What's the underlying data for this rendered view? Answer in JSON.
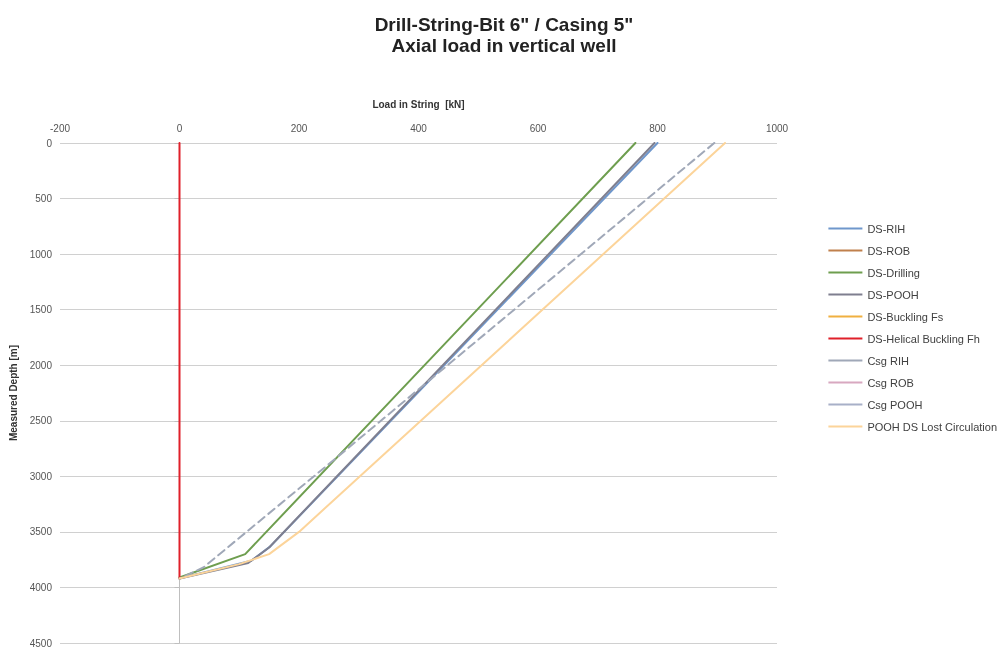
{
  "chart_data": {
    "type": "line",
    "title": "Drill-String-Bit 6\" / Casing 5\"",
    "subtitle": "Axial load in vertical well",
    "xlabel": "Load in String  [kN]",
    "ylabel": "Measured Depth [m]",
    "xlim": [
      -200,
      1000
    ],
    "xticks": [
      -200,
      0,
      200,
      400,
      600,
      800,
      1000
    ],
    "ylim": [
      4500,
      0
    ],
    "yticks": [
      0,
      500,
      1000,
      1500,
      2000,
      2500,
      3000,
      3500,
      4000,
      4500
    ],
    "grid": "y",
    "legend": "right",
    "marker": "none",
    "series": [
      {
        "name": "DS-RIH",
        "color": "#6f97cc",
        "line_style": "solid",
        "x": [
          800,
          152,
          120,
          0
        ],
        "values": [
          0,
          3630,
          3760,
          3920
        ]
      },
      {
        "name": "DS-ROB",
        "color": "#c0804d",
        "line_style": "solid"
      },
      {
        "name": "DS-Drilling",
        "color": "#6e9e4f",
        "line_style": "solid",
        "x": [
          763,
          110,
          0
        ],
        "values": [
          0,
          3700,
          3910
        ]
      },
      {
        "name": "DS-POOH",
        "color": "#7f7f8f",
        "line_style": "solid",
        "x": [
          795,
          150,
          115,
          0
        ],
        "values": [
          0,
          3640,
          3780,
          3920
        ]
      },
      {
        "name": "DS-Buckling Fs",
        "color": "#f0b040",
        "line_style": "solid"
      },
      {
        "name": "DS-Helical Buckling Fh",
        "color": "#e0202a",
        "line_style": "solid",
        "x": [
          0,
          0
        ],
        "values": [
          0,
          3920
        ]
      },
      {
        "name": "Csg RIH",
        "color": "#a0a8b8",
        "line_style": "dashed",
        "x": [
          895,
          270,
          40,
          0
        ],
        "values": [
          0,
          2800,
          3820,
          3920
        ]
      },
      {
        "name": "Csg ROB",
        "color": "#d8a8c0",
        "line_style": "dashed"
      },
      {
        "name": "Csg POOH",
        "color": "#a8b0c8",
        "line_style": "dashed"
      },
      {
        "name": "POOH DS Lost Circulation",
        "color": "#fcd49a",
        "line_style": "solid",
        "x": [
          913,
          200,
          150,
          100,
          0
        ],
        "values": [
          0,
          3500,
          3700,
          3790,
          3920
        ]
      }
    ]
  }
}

== == ==

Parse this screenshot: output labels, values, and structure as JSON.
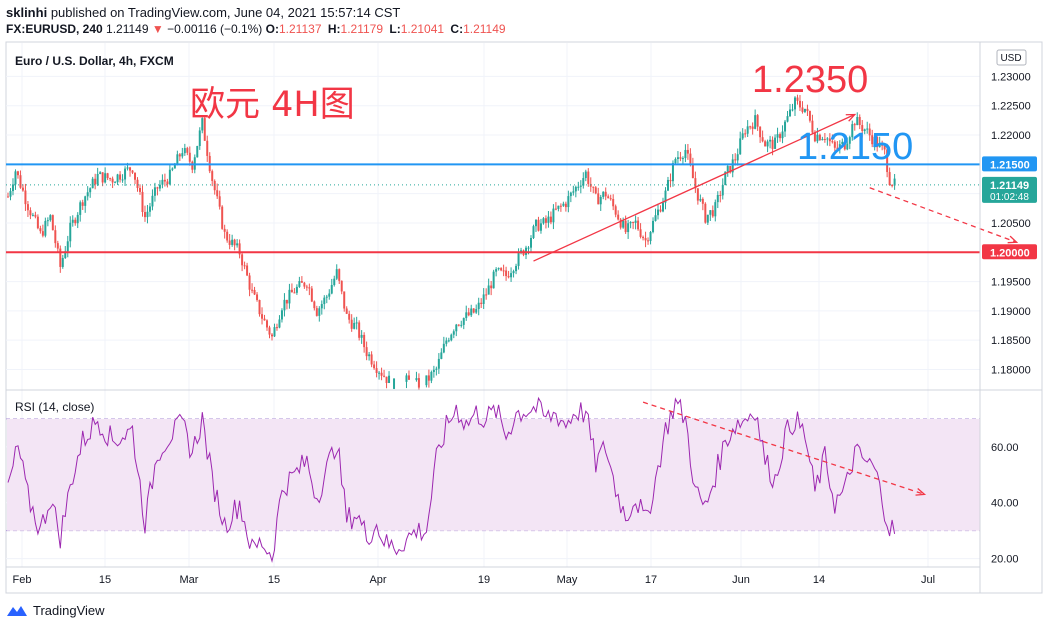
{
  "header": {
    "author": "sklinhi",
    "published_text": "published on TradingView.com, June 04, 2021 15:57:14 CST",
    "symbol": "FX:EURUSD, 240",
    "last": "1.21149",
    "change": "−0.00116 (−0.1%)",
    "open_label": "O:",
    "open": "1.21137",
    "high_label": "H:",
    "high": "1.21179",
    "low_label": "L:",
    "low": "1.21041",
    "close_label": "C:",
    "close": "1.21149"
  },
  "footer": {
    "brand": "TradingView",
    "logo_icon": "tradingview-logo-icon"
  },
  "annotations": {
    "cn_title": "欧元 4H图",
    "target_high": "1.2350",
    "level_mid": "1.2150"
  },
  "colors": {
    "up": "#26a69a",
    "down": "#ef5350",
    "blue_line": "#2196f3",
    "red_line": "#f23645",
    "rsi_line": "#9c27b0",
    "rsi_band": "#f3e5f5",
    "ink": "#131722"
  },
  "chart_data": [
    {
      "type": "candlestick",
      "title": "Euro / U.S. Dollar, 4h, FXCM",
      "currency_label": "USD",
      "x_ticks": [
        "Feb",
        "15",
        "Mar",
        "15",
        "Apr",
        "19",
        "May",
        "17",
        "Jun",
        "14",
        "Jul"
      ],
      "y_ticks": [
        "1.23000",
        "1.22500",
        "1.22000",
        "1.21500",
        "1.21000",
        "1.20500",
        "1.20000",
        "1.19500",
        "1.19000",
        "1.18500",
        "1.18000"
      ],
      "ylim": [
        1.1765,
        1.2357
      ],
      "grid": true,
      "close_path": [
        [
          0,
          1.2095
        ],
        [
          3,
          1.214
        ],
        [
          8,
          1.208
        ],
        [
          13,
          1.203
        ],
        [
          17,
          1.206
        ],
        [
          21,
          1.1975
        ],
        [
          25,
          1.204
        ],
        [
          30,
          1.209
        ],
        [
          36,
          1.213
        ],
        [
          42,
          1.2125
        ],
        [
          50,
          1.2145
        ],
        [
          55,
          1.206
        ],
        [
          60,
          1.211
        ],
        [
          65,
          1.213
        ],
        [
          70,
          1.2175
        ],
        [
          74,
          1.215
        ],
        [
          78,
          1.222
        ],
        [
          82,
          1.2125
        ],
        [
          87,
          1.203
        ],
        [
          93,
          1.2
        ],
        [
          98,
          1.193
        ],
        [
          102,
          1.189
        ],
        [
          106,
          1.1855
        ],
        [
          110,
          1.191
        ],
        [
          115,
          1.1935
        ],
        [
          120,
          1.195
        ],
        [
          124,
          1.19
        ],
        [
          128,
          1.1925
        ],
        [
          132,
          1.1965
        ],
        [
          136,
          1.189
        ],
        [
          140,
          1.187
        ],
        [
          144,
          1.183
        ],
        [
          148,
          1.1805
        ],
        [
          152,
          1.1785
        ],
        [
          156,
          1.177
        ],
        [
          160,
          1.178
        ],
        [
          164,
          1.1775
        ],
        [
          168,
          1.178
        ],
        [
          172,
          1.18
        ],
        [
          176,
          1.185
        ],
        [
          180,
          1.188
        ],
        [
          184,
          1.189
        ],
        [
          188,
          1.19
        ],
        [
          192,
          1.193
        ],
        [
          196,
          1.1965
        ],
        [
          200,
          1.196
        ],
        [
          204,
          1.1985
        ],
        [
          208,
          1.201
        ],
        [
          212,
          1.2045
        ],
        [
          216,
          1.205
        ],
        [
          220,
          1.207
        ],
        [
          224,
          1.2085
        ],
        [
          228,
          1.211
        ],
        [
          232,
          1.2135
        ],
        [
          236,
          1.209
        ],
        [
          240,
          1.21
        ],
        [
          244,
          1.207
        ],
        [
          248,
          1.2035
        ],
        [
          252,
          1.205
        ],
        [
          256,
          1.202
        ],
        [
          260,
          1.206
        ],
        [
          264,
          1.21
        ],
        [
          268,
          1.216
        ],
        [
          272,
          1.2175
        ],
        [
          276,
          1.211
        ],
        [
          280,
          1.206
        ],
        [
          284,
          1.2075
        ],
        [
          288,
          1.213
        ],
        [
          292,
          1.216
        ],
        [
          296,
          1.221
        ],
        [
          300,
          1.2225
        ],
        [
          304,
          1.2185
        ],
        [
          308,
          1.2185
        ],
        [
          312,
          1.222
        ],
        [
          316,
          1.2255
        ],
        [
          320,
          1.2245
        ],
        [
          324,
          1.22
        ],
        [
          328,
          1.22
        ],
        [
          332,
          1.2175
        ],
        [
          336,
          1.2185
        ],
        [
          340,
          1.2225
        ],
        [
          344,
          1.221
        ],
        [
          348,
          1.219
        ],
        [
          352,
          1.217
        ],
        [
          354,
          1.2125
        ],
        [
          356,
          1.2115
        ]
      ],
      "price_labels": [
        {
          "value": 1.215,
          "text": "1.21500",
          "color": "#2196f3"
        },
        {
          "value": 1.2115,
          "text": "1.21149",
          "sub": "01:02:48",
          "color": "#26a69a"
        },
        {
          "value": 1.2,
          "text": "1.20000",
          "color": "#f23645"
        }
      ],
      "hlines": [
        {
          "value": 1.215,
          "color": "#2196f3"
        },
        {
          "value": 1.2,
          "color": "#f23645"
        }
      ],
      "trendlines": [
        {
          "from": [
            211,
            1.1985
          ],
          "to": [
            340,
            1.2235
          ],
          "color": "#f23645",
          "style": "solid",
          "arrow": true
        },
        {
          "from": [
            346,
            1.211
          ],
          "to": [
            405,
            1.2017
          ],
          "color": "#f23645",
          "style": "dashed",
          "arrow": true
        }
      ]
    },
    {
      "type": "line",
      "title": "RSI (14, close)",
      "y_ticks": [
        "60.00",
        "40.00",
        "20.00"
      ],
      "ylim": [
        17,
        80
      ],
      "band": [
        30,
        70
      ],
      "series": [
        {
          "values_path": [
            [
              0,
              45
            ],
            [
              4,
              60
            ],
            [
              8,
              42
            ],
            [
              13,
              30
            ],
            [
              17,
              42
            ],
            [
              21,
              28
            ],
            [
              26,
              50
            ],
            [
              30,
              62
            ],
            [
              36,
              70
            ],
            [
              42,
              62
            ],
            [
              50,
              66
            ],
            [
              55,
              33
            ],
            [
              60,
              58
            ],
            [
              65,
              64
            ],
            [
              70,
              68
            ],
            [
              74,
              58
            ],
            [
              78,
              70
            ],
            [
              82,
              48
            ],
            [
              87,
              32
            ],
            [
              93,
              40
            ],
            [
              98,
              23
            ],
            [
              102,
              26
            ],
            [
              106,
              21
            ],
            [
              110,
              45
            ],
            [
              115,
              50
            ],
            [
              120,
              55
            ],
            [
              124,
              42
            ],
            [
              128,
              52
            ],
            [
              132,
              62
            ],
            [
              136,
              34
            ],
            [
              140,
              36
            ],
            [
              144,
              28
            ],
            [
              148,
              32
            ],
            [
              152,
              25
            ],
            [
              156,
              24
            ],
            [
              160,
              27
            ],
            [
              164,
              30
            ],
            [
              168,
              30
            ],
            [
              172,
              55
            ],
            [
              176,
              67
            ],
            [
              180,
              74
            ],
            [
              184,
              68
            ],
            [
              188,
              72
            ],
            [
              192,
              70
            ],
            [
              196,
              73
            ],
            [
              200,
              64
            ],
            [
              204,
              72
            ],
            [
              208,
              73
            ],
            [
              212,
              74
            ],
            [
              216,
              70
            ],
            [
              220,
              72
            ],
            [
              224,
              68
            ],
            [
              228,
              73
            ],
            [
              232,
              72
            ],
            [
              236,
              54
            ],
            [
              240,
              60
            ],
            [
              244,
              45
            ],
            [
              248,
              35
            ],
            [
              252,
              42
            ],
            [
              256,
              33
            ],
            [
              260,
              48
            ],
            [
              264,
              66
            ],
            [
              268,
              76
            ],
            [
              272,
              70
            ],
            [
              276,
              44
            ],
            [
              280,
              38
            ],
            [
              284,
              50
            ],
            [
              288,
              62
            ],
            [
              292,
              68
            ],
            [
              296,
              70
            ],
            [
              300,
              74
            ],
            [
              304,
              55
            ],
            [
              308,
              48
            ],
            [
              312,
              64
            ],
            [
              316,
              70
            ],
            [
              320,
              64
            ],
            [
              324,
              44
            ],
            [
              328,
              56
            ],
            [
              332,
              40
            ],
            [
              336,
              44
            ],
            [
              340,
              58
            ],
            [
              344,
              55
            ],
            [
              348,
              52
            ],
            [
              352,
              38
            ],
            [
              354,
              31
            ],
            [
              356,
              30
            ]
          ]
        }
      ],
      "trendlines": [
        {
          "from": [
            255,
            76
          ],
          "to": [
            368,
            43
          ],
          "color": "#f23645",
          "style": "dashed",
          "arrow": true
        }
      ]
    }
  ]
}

== == ==

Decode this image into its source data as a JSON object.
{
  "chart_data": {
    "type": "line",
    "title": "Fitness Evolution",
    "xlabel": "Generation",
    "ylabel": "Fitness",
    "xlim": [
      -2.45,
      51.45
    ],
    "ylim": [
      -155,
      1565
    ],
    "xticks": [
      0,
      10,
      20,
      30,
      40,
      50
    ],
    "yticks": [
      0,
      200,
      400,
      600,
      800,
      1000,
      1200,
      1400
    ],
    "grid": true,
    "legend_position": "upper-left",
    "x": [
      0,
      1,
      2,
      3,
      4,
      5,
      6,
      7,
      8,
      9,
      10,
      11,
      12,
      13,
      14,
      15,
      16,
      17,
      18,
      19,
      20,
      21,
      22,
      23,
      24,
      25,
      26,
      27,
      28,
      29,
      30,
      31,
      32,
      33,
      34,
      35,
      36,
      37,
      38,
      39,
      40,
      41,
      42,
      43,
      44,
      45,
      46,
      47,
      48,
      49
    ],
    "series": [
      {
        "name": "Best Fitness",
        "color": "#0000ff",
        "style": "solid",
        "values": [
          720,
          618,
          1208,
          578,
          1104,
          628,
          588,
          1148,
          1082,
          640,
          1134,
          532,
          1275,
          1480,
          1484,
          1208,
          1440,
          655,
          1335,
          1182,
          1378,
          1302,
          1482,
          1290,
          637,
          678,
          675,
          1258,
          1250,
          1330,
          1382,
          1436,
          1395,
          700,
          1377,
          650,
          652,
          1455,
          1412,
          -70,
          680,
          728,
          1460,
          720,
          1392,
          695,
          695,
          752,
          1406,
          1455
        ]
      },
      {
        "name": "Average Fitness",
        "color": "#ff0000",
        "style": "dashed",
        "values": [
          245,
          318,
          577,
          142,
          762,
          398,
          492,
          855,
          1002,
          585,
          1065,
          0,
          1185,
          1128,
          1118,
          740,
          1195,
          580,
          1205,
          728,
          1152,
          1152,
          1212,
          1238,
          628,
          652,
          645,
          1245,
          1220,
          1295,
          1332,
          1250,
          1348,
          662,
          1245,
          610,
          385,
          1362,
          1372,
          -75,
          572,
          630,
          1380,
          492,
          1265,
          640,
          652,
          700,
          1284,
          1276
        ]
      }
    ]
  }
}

== == ==

Which lines hold the word "this"? Return all of them from the records above.

What's the underlying data for this rendered view? Answer in JSON.
Parse this screenshot: output labels, values, and structure as JSON.
Decode this image into its source data as a JSON object.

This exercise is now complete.